Exercise requirements
Keep only the lines where "United" appears.

Material for this exercise
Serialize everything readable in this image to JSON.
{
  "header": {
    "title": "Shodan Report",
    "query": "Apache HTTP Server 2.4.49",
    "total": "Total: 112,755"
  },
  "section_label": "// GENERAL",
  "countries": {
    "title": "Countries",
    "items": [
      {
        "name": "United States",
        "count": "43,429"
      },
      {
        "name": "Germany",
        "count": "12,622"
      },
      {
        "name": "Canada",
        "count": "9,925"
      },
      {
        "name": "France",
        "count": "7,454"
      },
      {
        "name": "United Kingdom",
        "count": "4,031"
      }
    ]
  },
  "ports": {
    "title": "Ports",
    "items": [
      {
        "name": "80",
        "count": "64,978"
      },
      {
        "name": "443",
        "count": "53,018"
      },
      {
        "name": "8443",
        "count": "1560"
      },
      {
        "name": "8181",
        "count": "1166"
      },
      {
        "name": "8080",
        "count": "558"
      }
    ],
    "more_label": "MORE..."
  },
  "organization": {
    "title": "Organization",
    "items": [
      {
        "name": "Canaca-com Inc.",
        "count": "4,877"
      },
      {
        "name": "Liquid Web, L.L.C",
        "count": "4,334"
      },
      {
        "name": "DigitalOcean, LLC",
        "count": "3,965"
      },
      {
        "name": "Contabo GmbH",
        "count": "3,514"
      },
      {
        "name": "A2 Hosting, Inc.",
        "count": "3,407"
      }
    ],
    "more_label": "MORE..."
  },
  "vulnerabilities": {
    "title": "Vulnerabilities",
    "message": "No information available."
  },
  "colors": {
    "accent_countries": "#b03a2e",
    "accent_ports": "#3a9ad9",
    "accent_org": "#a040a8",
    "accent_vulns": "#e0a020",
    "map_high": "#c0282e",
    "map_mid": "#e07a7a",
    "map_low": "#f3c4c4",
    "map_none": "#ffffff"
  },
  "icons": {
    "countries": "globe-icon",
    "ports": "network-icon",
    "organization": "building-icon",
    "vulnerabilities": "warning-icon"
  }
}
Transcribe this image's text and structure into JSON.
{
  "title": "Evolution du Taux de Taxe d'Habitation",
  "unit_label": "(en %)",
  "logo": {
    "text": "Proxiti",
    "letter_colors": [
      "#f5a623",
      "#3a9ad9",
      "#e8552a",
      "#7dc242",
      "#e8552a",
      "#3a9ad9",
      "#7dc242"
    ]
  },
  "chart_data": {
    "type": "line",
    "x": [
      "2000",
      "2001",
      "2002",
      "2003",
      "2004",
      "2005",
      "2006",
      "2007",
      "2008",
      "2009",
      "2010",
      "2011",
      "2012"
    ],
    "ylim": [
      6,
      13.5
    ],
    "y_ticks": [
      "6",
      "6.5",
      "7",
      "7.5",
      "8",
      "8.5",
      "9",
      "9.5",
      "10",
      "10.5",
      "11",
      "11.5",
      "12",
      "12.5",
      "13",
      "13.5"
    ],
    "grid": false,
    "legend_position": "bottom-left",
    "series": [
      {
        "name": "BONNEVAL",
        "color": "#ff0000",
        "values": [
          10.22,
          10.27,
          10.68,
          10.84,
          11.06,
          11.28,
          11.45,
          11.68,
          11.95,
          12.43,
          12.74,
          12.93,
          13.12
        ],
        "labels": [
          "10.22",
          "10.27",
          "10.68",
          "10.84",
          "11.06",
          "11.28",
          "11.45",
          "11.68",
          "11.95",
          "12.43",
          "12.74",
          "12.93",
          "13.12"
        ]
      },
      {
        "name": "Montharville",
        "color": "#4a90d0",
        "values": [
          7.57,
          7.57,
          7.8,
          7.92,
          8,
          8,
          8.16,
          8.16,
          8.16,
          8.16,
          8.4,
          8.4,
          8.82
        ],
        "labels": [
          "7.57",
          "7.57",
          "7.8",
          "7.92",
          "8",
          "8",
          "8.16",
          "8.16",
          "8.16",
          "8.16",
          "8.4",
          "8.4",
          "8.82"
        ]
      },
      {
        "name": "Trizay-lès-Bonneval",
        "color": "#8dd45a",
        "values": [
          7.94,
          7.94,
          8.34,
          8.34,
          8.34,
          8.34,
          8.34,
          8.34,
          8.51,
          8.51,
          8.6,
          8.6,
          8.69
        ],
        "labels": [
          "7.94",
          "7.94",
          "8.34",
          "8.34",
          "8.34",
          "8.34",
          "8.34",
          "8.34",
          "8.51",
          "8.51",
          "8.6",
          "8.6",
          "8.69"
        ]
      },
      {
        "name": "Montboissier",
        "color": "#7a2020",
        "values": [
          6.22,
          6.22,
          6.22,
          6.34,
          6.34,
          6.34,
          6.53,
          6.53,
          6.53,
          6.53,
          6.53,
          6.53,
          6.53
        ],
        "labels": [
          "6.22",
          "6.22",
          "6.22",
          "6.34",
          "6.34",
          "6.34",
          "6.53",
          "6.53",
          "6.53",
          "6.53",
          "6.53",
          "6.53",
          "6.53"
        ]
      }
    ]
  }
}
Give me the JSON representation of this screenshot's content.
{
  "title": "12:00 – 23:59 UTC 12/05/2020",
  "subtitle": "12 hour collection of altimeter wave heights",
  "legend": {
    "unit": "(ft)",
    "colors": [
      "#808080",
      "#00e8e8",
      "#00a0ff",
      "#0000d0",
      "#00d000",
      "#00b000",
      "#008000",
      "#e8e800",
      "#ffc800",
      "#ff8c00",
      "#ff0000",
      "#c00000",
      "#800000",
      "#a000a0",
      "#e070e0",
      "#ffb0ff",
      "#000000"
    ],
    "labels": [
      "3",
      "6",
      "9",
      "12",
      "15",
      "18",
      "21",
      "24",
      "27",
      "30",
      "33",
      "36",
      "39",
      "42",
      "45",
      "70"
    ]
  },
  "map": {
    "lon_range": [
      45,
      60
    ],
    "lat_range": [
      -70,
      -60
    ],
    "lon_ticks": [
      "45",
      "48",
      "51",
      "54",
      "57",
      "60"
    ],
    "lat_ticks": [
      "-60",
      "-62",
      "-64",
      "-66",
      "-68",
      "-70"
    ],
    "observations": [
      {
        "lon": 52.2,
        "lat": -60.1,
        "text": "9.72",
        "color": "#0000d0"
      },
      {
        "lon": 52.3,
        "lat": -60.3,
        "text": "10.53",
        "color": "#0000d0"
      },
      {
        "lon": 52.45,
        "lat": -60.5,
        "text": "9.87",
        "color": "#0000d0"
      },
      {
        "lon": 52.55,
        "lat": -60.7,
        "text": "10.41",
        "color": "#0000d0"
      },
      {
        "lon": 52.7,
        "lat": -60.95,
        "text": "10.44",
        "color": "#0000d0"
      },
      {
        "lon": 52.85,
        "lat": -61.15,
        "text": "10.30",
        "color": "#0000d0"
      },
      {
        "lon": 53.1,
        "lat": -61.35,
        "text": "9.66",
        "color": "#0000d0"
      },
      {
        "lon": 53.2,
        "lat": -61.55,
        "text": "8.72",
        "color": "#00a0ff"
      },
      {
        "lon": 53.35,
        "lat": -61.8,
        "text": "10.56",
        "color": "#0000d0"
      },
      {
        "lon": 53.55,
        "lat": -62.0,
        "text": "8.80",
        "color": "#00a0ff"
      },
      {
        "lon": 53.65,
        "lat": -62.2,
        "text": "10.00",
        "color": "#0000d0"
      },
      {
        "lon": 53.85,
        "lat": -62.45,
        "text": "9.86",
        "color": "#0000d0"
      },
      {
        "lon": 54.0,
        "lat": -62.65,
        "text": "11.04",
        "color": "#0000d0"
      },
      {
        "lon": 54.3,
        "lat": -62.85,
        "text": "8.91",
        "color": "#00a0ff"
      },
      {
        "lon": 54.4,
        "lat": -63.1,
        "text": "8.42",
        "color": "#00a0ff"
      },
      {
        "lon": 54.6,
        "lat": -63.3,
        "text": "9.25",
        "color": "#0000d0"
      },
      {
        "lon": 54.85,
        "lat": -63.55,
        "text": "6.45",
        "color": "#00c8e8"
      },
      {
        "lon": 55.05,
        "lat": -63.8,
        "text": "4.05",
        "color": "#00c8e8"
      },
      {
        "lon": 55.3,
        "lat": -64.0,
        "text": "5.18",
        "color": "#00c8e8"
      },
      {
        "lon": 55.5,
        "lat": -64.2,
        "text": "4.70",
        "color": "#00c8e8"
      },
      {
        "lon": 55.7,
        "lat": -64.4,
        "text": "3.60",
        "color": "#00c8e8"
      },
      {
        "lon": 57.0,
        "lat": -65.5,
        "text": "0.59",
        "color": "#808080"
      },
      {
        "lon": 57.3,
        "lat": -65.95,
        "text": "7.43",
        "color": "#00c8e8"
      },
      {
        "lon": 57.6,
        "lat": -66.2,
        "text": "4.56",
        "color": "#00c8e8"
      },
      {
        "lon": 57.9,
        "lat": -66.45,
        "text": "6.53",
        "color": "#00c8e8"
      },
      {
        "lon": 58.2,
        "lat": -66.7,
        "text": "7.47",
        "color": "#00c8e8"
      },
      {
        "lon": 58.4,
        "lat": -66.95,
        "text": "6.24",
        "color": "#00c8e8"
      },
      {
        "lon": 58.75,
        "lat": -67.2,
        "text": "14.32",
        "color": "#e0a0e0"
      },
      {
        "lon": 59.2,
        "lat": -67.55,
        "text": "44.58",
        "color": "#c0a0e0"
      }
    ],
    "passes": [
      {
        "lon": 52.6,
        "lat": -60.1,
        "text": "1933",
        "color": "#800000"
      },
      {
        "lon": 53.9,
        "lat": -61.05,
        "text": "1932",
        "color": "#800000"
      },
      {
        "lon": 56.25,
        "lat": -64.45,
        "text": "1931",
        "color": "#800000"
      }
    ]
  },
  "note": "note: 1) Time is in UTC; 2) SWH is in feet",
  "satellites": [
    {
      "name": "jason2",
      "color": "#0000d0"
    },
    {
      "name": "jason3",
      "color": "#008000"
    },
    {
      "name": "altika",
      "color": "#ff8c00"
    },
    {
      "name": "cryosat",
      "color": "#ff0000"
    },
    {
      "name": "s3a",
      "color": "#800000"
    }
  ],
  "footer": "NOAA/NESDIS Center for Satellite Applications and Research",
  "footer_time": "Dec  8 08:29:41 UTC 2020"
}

Written solution
        "name": "United States",
        "name": "United Kingdom",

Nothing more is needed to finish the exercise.